Figure dataset records
++++++++

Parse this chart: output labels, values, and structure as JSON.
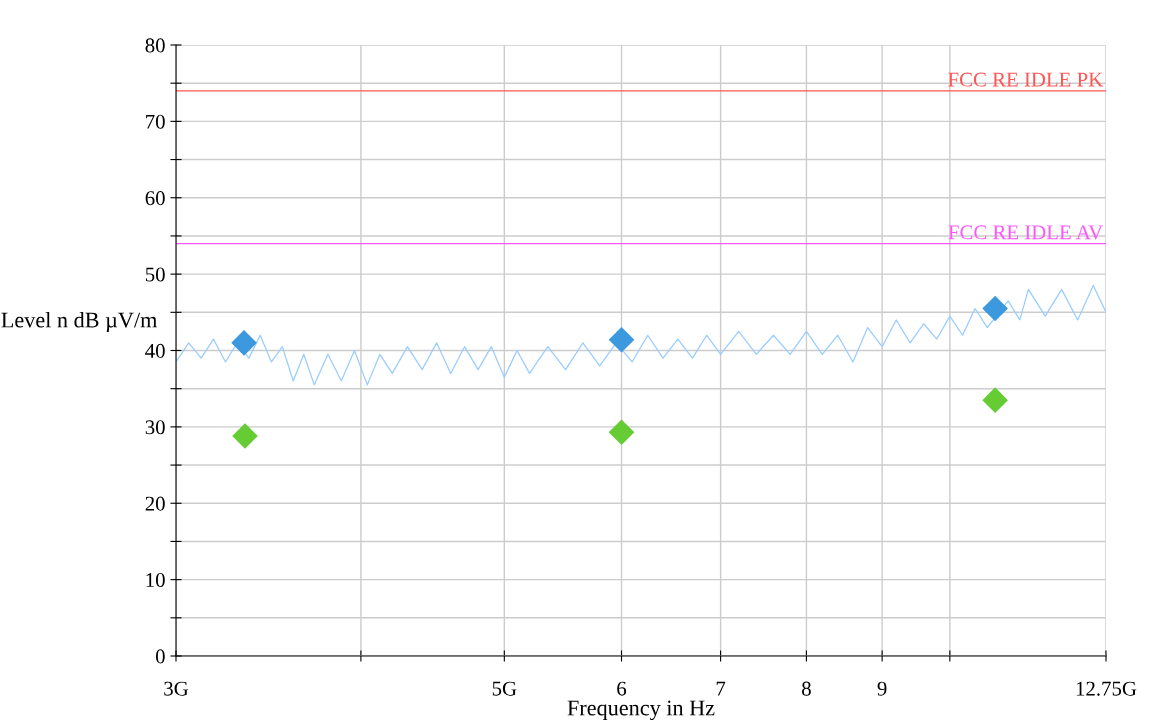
{
  "chart_data": {
    "type": "line",
    "xlabel": "Frequency in Hz",
    "ylabel": "Level n dB µV/m",
    "log": "x",
    "xlim": [
      3,
      12.75
    ],
    "ylim": [
      0,
      80
    ],
    "xticks": [
      {
        "value": 3,
        "label": "3G"
      },
      {
        "value": 4,
        "label": null
      },
      {
        "value": 5,
        "label": "5G"
      },
      6,
      7,
      8,
      9,
      {
        "value": 10,
        "label": null
      },
      {
        "value": 12.75,
        "label": "12.75G"
      }
    ],
    "yticks": [
      0,
      {
        "value": 5,
        "label": null
      },
      10,
      {
        "value": 15,
        "label": null
      },
      20,
      {
        "value": 25,
        "label": null
      },
      30,
      {
        "value": 35,
        "label": null
      },
      40,
      {
        "value": 45,
        "label": null
      },
      50,
      {
        "value": 55,
        "label": null
      },
      60,
      {
        "value": 65,
        "label": null
      },
      70,
      {
        "value": 75,
        "label": null
      },
      80
    ],
    "grid": true,
    "series": [
      {
        "color": "#99ccff",
        "marker": "none",
        "line_style": "solid",
        "x": [
          3.0,
          3.06,
          3.12,
          3.18,
          3.24,
          3.3,
          3.36,
          3.42,
          3.48,
          3.54,
          3.6,
          3.66,
          3.72,
          3.8,
          3.88,
          3.96,
          4.04,
          4.12,
          4.2,
          4.3,
          4.4,
          4.5,
          4.6,
          4.7,
          4.8,
          4.9,
          5.0,
          5.1,
          5.2,
          5.35,
          5.5,
          5.65,
          5.8,
          5.95,
          6.1,
          6.25,
          6.4,
          6.55,
          6.7,
          6.85,
          7.0,
          7.2,
          7.4,
          7.6,
          7.8,
          8.0,
          8.2,
          8.4,
          8.6,
          8.8,
          9.0,
          9.2,
          9.4,
          9.6,
          9.8,
          10.0,
          10.2,
          10.4,
          10.6,
          10.95,
          11.15,
          11.3,
          11.6,
          11.9,
          12.2,
          12.5,
          12.75
        ],
        "values": [
          38.5,
          41,
          39,
          41.5,
          38.5,
          41,
          39,
          42,
          38.5,
          40.5,
          36,
          39.5,
          35.5,
          39.5,
          36,
          40,
          35.5,
          39.5,
          37,
          40.5,
          37.5,
          41,
          37,
          40.5,
          37.5,
          40.5,
          36.5,
          40,
          37,
          40.5,
          37.5,
          41,
          38,
          41,
          38.5,
          42,
          39,
          41.5,
          39,
          42,
          39.5,
          42.5,
          39.5,
          42,
          39.5,
          42.5,
          39.5,
          42,
          38.5,
          43,
          40.5,
          44,
          41,
          43.5,
          41.5,
          44.5,
          42,
          45.5,
          43,
          46.5,
          44,
          48,
          44.5,
          48,
          44,
          48.5,
          45
        ]
      },
      {
        "type": "scatter",
        "color": "#3d99dd",
        "marker": "diamond",
        "x": [
          3.335,
          6.0,
          10.73
        ],
        "values": [
          41.0,
          41.4,
          45.5
        ]
      },
      {
        "type": "scatter",
        "color": "#66cc33",
        "marker": "diamond",
        "x": [
          3.34,
          6.0,
          10.73
        ],
        "values": [
          28.8,
          29.3,
          33.5
        ]
      }
    ],
    "ref_lines": [
      {
        "axis": "y",
        "value": 74,
        "label": "FCC RE IDLE PK",
        "color": "#ff5555"
      },
      {
        "axis": "y",
        "value": 54,
        "label": "FCC RE IDLE AV",
        "color": "#ff55ff"
      }
    ]
  }
}
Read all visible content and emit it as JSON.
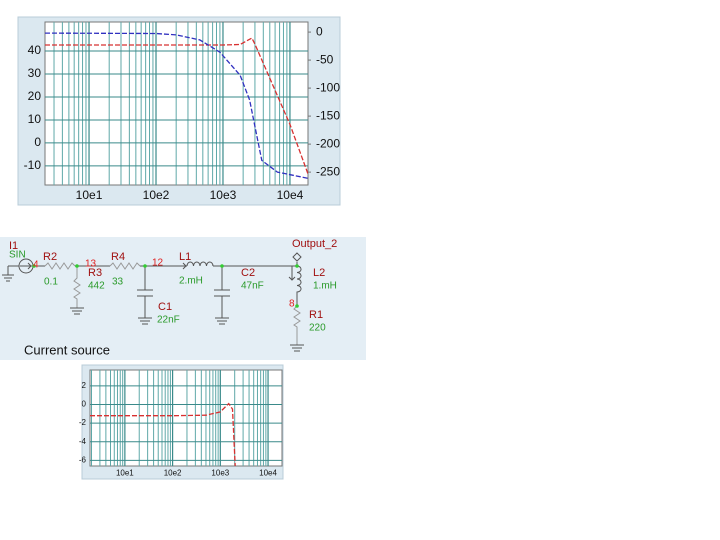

++++++++

Problem description: Output the records above exactly as they are, leaving out the pictures.

Answer in full:
Parse this chart: output labels, values, and structure as JSON.
{
  "chart_data": {
    "type": "line",
    "xlabel": "Frequency in Hz",
    "ylabel": "Level n dB µV/m",
    "log": "x",
    "xlim": [
      3,
      12.75
    ],
    "ylim": [
      0,
      80
    ],
    "xticks": [
      {
        "value": 3,
        "label": "3G"
      },
      {
        "value": 4,
        "label": null
      },
      {
        "value": 5,
        "label": "5G"
      },
      6,
      7,
      8,
      9,
      {
        "value": 10,
        "label": null
      },
      {
        "value": 12.75,
        "label": "12.75G"
      }
    ],
    "yticks": [
      0,
      {
        "value": 5,
        "label": null
      },
      10,
      {
        "value": 15,
        "label": null
      },
      20,
      {
        "value": 25,
        "label": null
      },
      30,
      {
        "value": 35,
        "label": null
      },
      40,
      {
        "value": 45,
        "label": null
      },
      50,
      {
        "value": 55,
        "label": null
      },
      60,
      {
        "value": 65,
        "label": null
      },
      70,
      {
        "value": 75,
        "label": null
      },
      80
    ],
    "grid": true,
    "series": [
      {
        "color": "#99ccff",
        "marker": "none",
        "line_style": "solid",
        "x": [
          3.0,
          3.06,
          3.12,
          3.18,
          3.24,
          3.3,
          3.36,
          3.42,
          3.48,
          3.54,
          3.6,
          3.66,
          3.72,
          3.8,
          3.88,
          3.96,
          4.04,
          4.12,
          4.2,
          4.3,
          4.4,
          4.5,
          4.6,
          4.7,
          4.8,
          4.9,
          5.0,
          5.1,
          5.2,
          5.35,
          5.5,
          5.65,
          5.8,
          5.95,
          6.1,
          6.25,
          6.4,
          6.55,
          6.7,
          6.85,
          7.0,
          7.2,
          7.4,
          7.6,
          7.8,
          8.0,
          8.2,
          8.4,
          8.6,
          8.8,
          9.0,
          9.2,
          9.4,
          9.6,
          9.8,
          10.0,
          10.2,
          10.4,
          10.6,
          10.95,
          11.15,
          11.3,
          11.6,
          11.9,
          12.2,
          12.5,
          12.75
        ],
        "values": [
          38.5,
          41,
          39,
          41.5,
          38.5,
          41,
          39,
          42,
          38.5,
          40.5,
          36,
          39.5,
          35.5,
          39.5,
          36,
          40,
          35.5,
          39.5,
          37,
          40.5,
          37.5,
          41,
          37,
          40.5,
          37.5,
          40.5,
          36.5,
          40,
          37,
          40.5,
          37.5,
          41,
          38,
          41,
          38.5,
          42,
          39,
          41.5,
          39,
          42,
          39.5,
          42.5,
          39.5,
          42,
          39.5,
          42.5,
          39.5,
          42,
          38.5,
          43,
          40.5,
          44,
          41,
          43.5,
          41.5,
          44.5,
          42,
          45.5,
          43,
          46.5,
          44,
          48,
          44.5,
          48,
          44,
          48.5,
          45
        ]
      },
      {
        "type": "scatter",
        "color": "#3d99dd",
        "marker": "diamond",
        "x": [
          3.335,
          6.0,
          10.73
        ],
        "values": [
          41.0,
          41.4,
          45.5
        ]
      },
      {
        "type": "scatter",
        "color": "#66cc33",
        "marker": "diamond",
        "x": [
          3.34,
          6.0,
          10.73
        ],
        "values": [
          28.8,
          29.3,
          33.5
        ]
      }
    ],
    "ref_lines": [
      {
        "axis": "y",
        "value": 74,
        "label": "FCC RE IDLE PK",
        "color": "#ff5555"
      },
      {
        "axis": "y",
        "value": 54,
        "label": "FCC RE IDLE AV",
        "color": "#ff55ff"
      }
    ]
  }
}
Read all visible content and emit it as JSON.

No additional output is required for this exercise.